WHAT TO DO:
Quote the full listing word for word.

Entries from a dataset:

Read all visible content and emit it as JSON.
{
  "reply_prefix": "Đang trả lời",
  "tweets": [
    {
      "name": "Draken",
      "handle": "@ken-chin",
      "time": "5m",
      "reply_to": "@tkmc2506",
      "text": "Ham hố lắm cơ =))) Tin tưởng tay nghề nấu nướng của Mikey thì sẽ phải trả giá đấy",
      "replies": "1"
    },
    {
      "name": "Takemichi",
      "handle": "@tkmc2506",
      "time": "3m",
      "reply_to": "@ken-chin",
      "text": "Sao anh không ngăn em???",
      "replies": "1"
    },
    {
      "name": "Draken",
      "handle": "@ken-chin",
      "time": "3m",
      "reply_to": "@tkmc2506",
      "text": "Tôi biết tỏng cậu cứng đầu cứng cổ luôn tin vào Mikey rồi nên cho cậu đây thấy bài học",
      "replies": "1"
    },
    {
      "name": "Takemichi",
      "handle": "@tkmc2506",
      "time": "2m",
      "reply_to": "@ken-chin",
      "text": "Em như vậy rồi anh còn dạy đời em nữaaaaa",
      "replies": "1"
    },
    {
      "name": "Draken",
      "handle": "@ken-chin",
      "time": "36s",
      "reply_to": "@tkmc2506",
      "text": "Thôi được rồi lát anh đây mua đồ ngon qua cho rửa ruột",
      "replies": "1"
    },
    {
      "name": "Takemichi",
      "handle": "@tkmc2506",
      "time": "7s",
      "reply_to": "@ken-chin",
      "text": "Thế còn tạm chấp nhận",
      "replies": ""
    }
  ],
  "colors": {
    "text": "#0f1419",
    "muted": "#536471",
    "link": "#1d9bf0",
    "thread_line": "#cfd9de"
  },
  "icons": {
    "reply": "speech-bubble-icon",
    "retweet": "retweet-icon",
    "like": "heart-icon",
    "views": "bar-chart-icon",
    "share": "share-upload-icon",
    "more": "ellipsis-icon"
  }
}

TASK SOLUTION:
Read all visible content and emit it as JSON.
{
  "reply_prefix": "Đang trả lời",
  "tweets": [
    {
      "name": "Draken",
      "handle": "@ken-chin",
      "time": "5m",
      "reply_to": "@tkmc2506",
      "text": "Ham hố lắm cơ =))) Tin tưởng tay nghề nấu nướng của Mikey thì sẽ phải trả giá đấy",
      "replies": "1"
    },
    {
      "name": "Takemichi",
      "handle": "@tkmc2506",
      "time": "3m",
      "reply_to": "@ken-chin",
      "text": "Sao anh không ngăn em???",
      "replies": "1"
    },
    {
      "name": "Draken",
      "handle": "@ken-chin",
      "time": "3m",
      "reply_to": "@tkmc2506",
      "text": "Tôi biết tỏng cậu cứng đầu cứng cổ luôn tin vào Mikey rồi nên cho cậu đây thấy bài học",
      "replies": "1"
    },
    {
      "name": "Takemichi",
      "handle": "@tkmc2506",
      "time": "2m",
      "reply_to": "@ken-chin",
      "text": "Em như vậy rồi anh còn dạy đời em nữaaaaa",
      "replies": "1"
    },
    {
      "name": "Draken",
      "handle": "@ken-chin",
      "time": "36s",
      "reply_to": "@tkmc2506",
      "text": "Thôi được rồi lát anh đây mua đồ ngon qua cho rửa ruột",
      "replies": "1"
    },
    {
      "name": "Takemichi",
      "handle": "@tkmc2506",
      "time": "7s",
      "reply_to": "@ken-chin",
      "text": "Thế còn tạm chấp nhận",
      "replies": ""
    }
  ],
  "colors": {
    "text": "#0f1419",
    "muted": "#536471",
    "link": "#1d9bf0",
    "thread_line": "#cfd9de"
  },
  "icons": {
    "reply": "speech-bubble-icon",
    "retweet": "retweet-icon",
    "like": "heart-icon",
    "views": "bar-chart-icon",
    "share": "share-upload-icon",
    "more": "ellipsis-icon"
  }
}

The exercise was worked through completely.